» **What needs to be done**: Below is a listing; reproduce each line of it exactly.

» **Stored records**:
━━━━━━━━━━━━━━━━━━━━

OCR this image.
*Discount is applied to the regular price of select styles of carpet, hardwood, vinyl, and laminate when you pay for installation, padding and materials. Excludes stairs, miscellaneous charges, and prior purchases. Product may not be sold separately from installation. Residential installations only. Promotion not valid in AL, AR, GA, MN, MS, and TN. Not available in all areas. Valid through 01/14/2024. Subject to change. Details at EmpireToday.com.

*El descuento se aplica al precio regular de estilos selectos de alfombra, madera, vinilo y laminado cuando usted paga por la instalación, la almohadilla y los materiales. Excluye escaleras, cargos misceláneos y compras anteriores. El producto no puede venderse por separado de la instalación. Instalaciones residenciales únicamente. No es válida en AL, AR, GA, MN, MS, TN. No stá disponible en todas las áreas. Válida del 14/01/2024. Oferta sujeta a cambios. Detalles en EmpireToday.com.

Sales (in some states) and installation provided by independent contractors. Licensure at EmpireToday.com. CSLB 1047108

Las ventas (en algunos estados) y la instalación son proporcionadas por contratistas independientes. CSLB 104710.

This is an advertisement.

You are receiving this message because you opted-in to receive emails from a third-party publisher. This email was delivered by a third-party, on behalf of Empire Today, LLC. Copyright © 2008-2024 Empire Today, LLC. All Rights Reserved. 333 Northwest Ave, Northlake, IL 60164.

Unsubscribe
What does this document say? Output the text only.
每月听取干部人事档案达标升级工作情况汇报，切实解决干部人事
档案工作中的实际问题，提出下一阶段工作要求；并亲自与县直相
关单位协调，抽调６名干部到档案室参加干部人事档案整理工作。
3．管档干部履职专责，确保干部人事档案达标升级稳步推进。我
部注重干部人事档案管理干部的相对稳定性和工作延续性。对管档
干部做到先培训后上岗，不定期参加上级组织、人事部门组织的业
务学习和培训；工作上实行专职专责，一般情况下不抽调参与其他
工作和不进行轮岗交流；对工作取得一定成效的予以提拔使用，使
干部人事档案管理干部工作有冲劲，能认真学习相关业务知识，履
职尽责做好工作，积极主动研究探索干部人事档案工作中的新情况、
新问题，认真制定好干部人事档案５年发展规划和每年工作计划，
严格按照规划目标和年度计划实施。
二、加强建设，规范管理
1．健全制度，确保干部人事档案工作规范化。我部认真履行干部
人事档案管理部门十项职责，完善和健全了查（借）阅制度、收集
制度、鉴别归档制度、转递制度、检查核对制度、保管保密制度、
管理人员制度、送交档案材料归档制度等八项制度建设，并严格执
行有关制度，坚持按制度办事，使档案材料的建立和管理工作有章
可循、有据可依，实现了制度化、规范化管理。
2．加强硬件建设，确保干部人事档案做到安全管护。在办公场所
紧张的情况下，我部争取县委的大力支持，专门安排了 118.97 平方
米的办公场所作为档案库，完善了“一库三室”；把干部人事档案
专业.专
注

━━━━━━━━━━━━━━━━━━━━

» **Solution below**:
OCR this image.
*Discount is applied to the regular price of select styles of carpet, hardwood, vinyl, and laminate when you pay for installation, padding and materials. Excludes stairs, miscellaneous charges, and prior purchases. Product may not be sold separately from installation. Residential installations only. Promotion not valid in AL, AR, GA, MN, MS, and TN. Not available in all areas. Valid through 01/14/2024. Subject to change. Details at EmpireToday.com.

*El descuento se aplica al precio regular de estilos selectos de alfombra, madera, vinilo y laminado cuando usted paga por la instalación, la almohadilla y los materiales. Excluye escaleras, cargos misceláneos y compras anteriores. El producto no puede venderse por separado de la instalación. Instalaciones residenciales únicamente. No es válida en AL, AR, GA, MN, MS, TN. No stá disponible en todas las áreas. Válida del 14/01/2024. Oferta sujeta a cambios. Detalles en EmpireToday.com.

Sales (in some states) and installation provided by independent contractors. Licensure at EmpireToday.com. CSLB 1047108

Las ventas (en algunos estados) y la instalación son proporcionadas por contratistas independientes. CSLB 104710.

This is an advertisement.

You are receiving this message because you opted-in to receive emails from a third-party publisher. This email was delivered by a third-party, on behalf of Empire Today, LLC. Copyright © 2008-2024 Empire Today, LLC. All Rights Reserved. 333 Northwest Ave, Northlake, IL 60164.

Unsubscribe
What does this document say? Output the text only.
每月听取干部人事档案达标升级工作情况汇报，切实解决干部人事
档案工作中的实际问题，提出下一阶段工作要求；并亲自与县直相
关单位协调，抽调６名干部到档案室参加干部人事档案整理工作。
3．管档干部履职专责，确保干部人事档案达标升级稳步推进。我
部注重干部人事档案管理干部的相对稳定性和工作延续性。对管档
干部做到先培训后上岗，不定期参加上级组织、人事部门组织的业
务学习和培训；工作上实行专职专责，一般情况下不抽调参与其他
工作和不进行轮岗交流；对工作取得一定成效的予以提拔使用，使
干部人事档案管理干部工作有冲劲，能认真学习相关业务知识，履
职尽责做好工作，积极主动研究探索干部人事档案工作中的新情况、
新问题，认真制定好干部人事档案５年发展规划和每年工作计划，
严格按照规划目标和年度计划实施。
二、加强建设，规范管理
1．健全制度，确保干部人事档案工作规范化。我部认真履行干部
人事档案管理部门十项职责，完善和健全了查（借）阅制度、收集
制度、鉴别归档制度、转递制度、检查核对制度、保管保密制度、
管理人员制度、送交档案材料归档制度等八项制度建设，并严格执
行有关制度，坚持按制度办事，使档案材料的建立和管理工作有章
可循、有据可依，实现了制度化、规范化管理。
2．加强硬件建设，确保干部人事档案做到安全管护。在办公场所
紧张的情况下，我部争取县委的大力支持，专门安排了 118.97 平方
米的办公场所作为档案库，完善了“一库三室”；把干部人事档案
专业.专
注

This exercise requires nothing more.